##### Quoted passage

# Audi A6 (C5) Car Reliability Survey results



## mkaresh (Oct 26, 2005)

The latest Car Reliability Survey results were recently posted. The reported number of repair trips per 100 cars per year for the Audi A6 (C5):
2002: 132, about average
2001: 177, worse than average
2000: 194, worse than average
Insufficient data so far for other model years and the sample sizes for above results were small and even very small, so they are asterisked and only visible to members or the site itself.
A big thanks to everyone who has been helping. We'll have further updates in May, August, and November. With additional participants we could provide more precise results and include all model years.
We now have a separate results page for each model that includes the results for competitors. The one for the Audi A6:
Audi A6 reliability comparisons


----------



## GLS-S4 (Jun 6, 2005)

*Re: Audi A6 (C5) Car Reliability Survey results (mkaresh)*

While this information is useful, it can also be skewed.
For example, when anyone takes their Audi to the local dealership for service and depending on which mechanic works on their car... they are setup for future return service visits because of hurried or inappropriate workmanship.
If the car is worked on by a qualifed mechanic who is provided the time and parts to do the jobs properly, future service visit counts are kept at a minimum.
I've seen cars with "high dealer service visits" and the same mechanic names kept popping up. After the "high dealer service visits" car is serviced properly, the cars typically return to a normal service level.


----------



## mkaresh (Oct 26, 2005)

*Re: Audi A6 (GLS-S4)*

Interesting, and something we hope to measure in the future.
For now, we deal with this variable by only including service visits that include a successful repair. Visits that end in parts being ordered and/or unsuccessful repairs are not included in the current analysis.


----------



## GLS-S4 (Jun 6, 2005)

*Re: Audi A6 (mkaresh)*


_Quote, originally posted by *mkaresh* »_For now, we deal with this variable by only including service visits that include a successful repair. Visits that end in parts being ordered and/or unsuccessful repairs are not included in the current analysis.

##########
##### Data listing

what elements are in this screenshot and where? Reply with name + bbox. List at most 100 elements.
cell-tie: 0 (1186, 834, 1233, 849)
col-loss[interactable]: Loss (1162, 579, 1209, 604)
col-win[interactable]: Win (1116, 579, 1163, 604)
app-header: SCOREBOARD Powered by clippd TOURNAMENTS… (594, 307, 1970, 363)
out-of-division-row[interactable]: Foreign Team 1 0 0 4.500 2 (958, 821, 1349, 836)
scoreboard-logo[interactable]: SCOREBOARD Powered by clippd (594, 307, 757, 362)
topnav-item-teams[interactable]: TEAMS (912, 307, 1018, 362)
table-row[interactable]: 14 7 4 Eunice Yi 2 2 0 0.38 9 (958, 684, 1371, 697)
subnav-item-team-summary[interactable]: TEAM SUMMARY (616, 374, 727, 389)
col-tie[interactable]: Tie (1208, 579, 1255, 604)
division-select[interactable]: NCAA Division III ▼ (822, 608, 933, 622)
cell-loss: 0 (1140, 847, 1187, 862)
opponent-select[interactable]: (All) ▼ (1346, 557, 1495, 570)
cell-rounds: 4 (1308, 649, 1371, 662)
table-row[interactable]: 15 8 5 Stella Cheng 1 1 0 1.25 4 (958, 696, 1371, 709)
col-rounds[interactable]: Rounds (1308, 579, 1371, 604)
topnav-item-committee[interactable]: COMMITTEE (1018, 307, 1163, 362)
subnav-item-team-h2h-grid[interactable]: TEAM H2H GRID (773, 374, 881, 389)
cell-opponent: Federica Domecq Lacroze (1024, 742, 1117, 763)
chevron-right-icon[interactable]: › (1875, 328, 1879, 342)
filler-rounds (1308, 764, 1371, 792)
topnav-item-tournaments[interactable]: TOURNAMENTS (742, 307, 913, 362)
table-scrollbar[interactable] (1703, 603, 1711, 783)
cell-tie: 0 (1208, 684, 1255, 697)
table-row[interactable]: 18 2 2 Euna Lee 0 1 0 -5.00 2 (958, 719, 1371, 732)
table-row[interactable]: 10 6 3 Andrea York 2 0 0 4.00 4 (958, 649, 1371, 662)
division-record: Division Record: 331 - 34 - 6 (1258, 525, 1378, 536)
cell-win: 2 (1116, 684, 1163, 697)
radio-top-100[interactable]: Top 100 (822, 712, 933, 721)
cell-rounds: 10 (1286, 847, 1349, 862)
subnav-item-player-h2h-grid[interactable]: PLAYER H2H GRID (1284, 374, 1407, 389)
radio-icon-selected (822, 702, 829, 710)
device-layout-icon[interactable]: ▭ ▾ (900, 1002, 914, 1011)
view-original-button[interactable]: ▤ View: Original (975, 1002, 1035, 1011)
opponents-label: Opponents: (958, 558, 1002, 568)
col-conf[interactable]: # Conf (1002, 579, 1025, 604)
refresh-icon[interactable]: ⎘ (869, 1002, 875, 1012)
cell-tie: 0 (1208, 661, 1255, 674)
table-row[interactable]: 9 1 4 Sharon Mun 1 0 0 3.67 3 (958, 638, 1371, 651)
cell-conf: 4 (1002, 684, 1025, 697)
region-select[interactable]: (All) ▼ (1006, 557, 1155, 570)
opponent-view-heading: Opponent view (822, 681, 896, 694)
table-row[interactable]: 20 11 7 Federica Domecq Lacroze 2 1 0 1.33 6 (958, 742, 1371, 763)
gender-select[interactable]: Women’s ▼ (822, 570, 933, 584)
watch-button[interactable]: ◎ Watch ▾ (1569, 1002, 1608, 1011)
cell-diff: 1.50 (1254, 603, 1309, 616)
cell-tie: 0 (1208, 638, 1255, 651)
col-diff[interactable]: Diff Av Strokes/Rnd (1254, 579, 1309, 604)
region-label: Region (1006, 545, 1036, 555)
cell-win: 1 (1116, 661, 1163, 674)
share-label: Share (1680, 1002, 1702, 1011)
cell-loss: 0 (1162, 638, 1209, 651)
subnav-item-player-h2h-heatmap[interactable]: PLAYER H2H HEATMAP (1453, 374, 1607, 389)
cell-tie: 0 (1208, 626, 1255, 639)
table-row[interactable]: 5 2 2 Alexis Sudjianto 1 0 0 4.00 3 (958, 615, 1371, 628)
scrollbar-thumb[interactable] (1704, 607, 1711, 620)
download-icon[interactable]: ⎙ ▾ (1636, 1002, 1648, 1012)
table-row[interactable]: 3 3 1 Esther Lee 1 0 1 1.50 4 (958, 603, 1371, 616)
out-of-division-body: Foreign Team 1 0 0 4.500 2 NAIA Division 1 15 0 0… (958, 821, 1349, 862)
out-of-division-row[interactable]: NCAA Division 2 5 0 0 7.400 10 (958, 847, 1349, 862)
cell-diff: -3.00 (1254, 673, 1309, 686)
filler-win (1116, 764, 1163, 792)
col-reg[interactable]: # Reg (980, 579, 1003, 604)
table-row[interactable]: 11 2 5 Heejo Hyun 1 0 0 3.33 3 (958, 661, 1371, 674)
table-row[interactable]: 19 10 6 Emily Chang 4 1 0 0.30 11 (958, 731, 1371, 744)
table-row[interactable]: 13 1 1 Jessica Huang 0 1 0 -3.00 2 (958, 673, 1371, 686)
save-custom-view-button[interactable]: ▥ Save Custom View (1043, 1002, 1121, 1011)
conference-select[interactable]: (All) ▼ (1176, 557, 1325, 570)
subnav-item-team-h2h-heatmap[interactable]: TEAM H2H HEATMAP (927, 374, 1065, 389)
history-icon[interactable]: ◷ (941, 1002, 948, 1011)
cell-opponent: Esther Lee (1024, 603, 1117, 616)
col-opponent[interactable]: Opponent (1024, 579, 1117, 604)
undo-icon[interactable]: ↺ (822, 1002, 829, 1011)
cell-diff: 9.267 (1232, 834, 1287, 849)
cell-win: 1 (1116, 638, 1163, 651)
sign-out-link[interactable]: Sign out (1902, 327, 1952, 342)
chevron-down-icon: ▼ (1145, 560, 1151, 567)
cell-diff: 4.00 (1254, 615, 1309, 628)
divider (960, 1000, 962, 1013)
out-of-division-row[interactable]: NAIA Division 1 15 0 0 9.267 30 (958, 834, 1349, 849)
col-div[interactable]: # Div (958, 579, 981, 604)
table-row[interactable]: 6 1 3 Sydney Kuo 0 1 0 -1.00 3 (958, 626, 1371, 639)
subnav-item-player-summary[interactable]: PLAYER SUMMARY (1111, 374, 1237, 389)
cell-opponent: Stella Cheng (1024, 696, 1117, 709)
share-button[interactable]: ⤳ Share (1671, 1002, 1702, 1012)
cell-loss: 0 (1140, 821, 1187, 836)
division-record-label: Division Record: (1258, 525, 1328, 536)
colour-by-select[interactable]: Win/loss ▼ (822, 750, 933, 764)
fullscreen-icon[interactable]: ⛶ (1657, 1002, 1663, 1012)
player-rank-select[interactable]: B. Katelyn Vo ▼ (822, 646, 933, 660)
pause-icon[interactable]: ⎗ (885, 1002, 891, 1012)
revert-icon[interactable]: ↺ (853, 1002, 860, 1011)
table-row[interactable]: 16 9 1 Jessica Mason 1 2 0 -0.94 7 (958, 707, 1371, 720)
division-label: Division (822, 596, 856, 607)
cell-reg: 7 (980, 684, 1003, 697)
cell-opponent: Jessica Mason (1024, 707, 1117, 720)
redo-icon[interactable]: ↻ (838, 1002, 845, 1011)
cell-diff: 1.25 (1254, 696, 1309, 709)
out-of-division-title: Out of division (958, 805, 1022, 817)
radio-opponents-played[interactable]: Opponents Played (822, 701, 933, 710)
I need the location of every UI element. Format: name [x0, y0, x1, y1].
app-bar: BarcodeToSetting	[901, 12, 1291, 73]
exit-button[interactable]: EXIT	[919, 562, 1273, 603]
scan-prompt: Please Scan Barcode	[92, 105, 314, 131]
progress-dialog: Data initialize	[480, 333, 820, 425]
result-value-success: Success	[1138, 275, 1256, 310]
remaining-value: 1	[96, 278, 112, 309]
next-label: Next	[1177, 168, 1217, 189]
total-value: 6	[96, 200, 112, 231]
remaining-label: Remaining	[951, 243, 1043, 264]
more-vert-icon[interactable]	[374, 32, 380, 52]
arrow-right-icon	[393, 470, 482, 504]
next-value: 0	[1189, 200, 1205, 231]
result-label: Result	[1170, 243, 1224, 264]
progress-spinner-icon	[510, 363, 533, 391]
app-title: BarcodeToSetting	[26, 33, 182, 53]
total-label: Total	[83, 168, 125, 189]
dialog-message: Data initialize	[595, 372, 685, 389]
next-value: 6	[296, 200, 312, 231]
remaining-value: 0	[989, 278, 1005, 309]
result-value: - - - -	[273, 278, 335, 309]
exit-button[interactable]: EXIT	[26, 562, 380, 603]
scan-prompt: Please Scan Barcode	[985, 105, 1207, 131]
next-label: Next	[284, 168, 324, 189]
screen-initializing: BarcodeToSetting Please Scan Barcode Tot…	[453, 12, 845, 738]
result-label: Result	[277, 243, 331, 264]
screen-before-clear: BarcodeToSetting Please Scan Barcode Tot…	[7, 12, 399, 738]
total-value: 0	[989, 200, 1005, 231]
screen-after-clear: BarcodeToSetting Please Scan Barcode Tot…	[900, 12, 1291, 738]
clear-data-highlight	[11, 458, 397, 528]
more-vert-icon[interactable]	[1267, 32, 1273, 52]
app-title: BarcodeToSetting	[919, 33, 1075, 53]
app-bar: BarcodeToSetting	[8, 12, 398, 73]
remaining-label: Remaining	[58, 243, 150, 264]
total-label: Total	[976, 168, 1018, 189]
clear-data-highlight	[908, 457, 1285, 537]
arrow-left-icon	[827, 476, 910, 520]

##########

■ Exercise description: Extend the Audi A6 reliability thread from its last post onward. These lines have no connection to the Audi A6 reliability thread.

■ Exercise result:
Understood.
I've seen CEL's come on for a new service problem within 10KM's of a warranty vehicle leaving the Service Dept. The vehicle then books appointment for Dealer Service to repair a "new problem". This would get logged in your records as a new service call when it is simply poor service creating new problems... difficult to track


----------



## mkaresh (Oct 26, 2005)

*Re: Audi A6 (GLS-S4)*

This isn't so difficult to track, at least not with our system. Every repair trip is reported, successful or unsuccessful, and related repairs are linked. The only limitation: number of participants.
"Unsuccessful" means that the problem returns within a week, as specified on the survey. So in the case you describe the first trip would not be included in the current analysis.
I'd go out further than a week, but can't expect people to change responses once they are submitted. The survey always covers the previous month, so when people respond any repair was usually at least a week in the past. And most problems, if they're going to return, return within a week.


_Modified by mkaresh at 10:54 AM 2-26-2009_


----------



## GLS-S4 (Jun 6, 2005)

*Re: Audi A6 (mkaresh)*


_Quote, originally posted by *mkaresh* »_This isn't so difficult to track, at least not with our system. Every repair trip is reported, successful or unsuccessful, and related repairs are linked.

Perhaps my point is too fuzzy...
A vehicle arrives at Dealer Service with Problem #1. Dealer Service technician successfully repairs Problem #1 but in doing so causes the vehicle to have Problem #2 that would not have existed if the vehicle did not come to that technician to have Problem #1 fixed in the first place.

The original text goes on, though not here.